Data entries:

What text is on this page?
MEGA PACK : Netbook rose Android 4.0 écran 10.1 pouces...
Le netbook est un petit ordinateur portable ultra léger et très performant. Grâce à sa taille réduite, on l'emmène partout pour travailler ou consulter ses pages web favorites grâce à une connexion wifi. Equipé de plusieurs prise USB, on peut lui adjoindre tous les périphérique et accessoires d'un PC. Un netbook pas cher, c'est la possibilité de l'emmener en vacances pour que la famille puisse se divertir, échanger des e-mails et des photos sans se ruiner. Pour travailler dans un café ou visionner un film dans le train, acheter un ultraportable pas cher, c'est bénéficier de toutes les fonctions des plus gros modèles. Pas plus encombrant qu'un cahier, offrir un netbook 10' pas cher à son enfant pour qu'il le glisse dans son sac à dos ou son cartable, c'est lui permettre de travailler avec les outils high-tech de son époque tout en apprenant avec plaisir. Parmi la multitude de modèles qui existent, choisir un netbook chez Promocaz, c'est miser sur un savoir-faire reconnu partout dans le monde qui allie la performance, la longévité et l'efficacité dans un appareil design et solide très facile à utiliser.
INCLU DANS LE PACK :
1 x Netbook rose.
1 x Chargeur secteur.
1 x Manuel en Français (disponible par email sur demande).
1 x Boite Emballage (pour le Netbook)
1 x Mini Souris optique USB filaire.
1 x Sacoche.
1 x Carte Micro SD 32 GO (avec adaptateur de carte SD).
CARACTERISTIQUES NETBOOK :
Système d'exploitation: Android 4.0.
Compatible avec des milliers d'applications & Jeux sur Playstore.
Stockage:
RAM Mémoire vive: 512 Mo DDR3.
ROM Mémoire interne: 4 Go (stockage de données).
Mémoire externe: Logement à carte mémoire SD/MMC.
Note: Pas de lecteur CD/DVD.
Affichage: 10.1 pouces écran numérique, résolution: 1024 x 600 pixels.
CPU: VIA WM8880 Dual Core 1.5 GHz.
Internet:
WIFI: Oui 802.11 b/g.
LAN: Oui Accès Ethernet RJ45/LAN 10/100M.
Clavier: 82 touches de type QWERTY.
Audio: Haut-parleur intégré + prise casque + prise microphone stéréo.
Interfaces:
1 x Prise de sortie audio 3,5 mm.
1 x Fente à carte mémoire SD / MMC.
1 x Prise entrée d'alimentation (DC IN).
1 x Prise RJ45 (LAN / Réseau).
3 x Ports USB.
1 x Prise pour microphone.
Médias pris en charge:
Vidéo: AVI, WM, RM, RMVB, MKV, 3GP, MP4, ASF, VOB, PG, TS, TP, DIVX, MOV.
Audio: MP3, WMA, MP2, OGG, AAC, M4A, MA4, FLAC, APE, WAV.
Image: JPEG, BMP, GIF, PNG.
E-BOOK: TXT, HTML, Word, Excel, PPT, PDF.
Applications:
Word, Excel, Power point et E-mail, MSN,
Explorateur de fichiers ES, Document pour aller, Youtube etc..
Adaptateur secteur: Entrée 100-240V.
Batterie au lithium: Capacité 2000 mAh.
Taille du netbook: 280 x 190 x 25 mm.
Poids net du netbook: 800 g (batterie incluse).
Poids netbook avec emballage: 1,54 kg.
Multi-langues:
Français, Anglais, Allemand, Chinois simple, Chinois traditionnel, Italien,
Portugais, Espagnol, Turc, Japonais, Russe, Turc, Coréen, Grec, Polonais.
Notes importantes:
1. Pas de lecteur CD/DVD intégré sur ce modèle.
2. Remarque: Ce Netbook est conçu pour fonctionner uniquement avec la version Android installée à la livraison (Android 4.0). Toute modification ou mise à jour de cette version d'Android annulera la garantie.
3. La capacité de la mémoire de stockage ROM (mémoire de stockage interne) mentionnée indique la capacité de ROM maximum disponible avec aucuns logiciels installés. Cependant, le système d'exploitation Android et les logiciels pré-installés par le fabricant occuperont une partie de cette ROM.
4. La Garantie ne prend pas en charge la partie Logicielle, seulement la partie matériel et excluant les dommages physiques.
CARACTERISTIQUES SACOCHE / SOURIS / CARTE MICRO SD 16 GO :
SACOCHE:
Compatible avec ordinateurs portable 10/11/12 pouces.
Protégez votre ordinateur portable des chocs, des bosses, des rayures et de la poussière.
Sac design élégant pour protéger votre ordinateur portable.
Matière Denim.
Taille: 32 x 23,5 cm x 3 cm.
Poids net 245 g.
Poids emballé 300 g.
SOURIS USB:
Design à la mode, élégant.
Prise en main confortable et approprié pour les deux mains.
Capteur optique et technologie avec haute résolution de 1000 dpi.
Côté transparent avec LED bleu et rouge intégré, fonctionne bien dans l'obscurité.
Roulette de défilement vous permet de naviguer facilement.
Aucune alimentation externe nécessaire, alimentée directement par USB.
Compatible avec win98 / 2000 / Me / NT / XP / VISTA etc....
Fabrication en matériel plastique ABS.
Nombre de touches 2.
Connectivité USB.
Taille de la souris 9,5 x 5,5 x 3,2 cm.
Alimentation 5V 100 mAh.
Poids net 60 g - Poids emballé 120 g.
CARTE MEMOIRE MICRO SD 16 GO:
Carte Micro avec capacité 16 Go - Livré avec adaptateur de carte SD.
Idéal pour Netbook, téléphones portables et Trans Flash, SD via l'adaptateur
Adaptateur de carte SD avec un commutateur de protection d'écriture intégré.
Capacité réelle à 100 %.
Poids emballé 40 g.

EXERCISE AIM: Faithfully copy every entry, leaving nothing out.

EXERCISE RESPONSE:
What text is on this page?
MEGA PACK : Netbook rose Android 4.0 écran 10.1 pouces...
Le netbook est un petit ordinateur portable ultra léger et très performant. Grâce à sa taille réduite, on l'emmène partout pour travailler ou consulter ses pages web favorites grâce à une connexion wifi. Equipé de plusieurs prise USB, on peut lui adjoindre tous les périphérique et accessoires d'un PC. Un netbook pas cher, c'est la possibilité de l'emmener en vacances pour que la famille puisse se divertir, échanger des e-mails et des photos sans se ruiner. Pour travailler dans un café ou visionner un film dans le train, acheter un ultraportable pas cher, c'est bénéficier de toutes les fonctions des plus gros modèles. Pas plus encombrant qu'un cahier, offrir un netbook 10' pas cher à son enfant pour qu'il le glisse dans son sac à dos ou son cartable, c'est lui permettre de travailler avec les outils high-tech de son époque tout en apprenant avec plaisir. Parmi la multitude de modèles qui existent, choisir un netbook chez Promocaz, c'est miser sur un savoir-faire reconnu partout dans le monde qui allie la performance, la longévité et l'efficacité dans un appareil design et solide très facile à utiliser.
INCLU DANS LE PACK :
1 x Netbook rose.
1 x Chargeur secteur.
1 x Manuel en Français (disponible par email sur demande).
1 x Boite Emballage (pour le Netbook)
1 x Mini Souris optique USB filaire.
1 x Sacoche.
1 x Carte Micro SD 32 GO (avec adaptateur de carte SD).
CARACTERISTIQUES NETBOOK :
Système d'exploitation: Android 4.0.
Compatible avec des milliers d'applications & Jeux sur Playstore.
Stockage:
RAM Mémoire vive: 512 Mo DDR3.
ROM Mémoire interne: 4 Go (stockage de données).
Mémoire externe: Logement à carte mémoire SD/MMC.
Note: Pas de lecteur CD/DVD.
Affichage: 10.1 pouces écran numérique, résolution: 1024 x 600 pixels.
CPU: VIA WM8880 Dual Core 1.5 GHz.
Internet:
WIFI: Oui 802.11 b/g.
LAN: Oui Accès Ethernet RJ45/LAN 10/100M.
Clavier: 82 touches de type QWERTY.
Audio: Haut-parleur intégré + prise casque + prise microphone stéréo.
Interfaces:
1 x Prise de sortie audio 3,5 mm.
1 x Fente à carte mémoire SD / MMC.
1 x Prise entrée d'alimentation (DC IN).
1 x Prise RJ45 (LAN / Réseau).
3 x Ports USB.
1 x Prise pour microphone.
Médias pris en charge:
Vidéo: AVI, WM, RM, RMVB, MKV, 3GP, MP4, ASF, VOB, PG, TS, TP, DIVX, MOV.
Audio: MP3, WMA, MP2, OGG, AAC, M4A, MA4, FLAC, APE, WAV.
Image: JPEG, BMP, GIF, PNG.
E-BOOK: TXT, HTML, Word, Excel, PPT, PDF.
Applications:
Word, Excel, Power point et E-mail, MSN,
Explorateur de fichiers ES, Document pour aller, Youtube etc..
Adaptateur secteur: Entrée 100-240V.
Batterie au lithium: Capacité 2000 mAh.
Taille du netbook: 280 x 190 x 25 mm.
Poids net du netbook: 800 g (batterie incluse).
Poids netbook avec emballage: 1,54 kg.
Multi-langues:
Français, Anglais, Allemand, Chinois simple, Chinois traditionnel, Italien,
Portugais, Espagnol, Turc, Japonais, Russe, Turc, Coréen, Grec, Polonais.
Notes importantes:
1. Pas de lecteur CD/DVD intégré sur ce modèle.
2. Remarque: Ce Netbook est conçu pour fonctionner uniquement avec la version Android installée à la livraison (Android 4.0). Toute modification ou mise à jour de cette version d'Android annulera la garantie.
3. La capacité de la mémoire de stockage ROM (mémoire de stockage interne) mentionnée indique la capacité de ROM maximum disponible avec aucuns logiciels installés. Cependant, le système d'exploitation Android et les logiciels pré-installés par le fabricant occuperont une partie de cette ROM.
4. La Garantie ne prend pas en charge la partie Logicielle, seulement la partie matériel et excluant les dommages physiques.
CARACTERISTIQUES SACOCHE / SOURIS / CARTE MICRO SD 16 GO :
SACOCHE:
Compatible avec ordinateurs portable 10/11/12 pouces.
Protégez votre ordinateur portable des chocs, des bosses, des rayures et de la poussière.
Sac design élégant pour protéger votre ordinateur portable.
Matière Denim.
Taille: 32 x 23,5 cm x 3 cm.
Poids net 245 g.
Poids emballé 300 g.
SOURIS USB:
Design à la mode, élégant.
Prise en main confortable et approprié pour les deux mains.
Capteur optique et technologie avec haute résolution de 1000 dpi.
Côté transparent avec LED bleu et rouge intégré, fonctionne bien dans l'obscurité.
Roulette de défilement vous permet de naviguer facilement.
Aucune alimentation externe nécessaire, alimentée directement par USB.
Compatible avec win98 / 2000 / Me / NT / XP / VISTA etc....
Fabrication en matériel plastique ABS.
Nombre de touches 2.
Connectivité USB.
Taille de la souris 9,5 x 5,5 x 3,2 cm.
Alimentation 5V 100 mAh.
Poids net 60 g - Poids emballé 120 g.
CARTE MEMOIRE MICRO SD 16 GO:
Carte Micro avec capacité 16 Go - Livré avec adaptateur de carte SD.
Idéal pour Netbook, téléphones portables et Trans Flash, SD via l'adaptateur
Adaptateur de carte SD avec un commutateur de protection d'écriture intégré.
Capacité réelle à 100 %.
Poids emballé 40 g.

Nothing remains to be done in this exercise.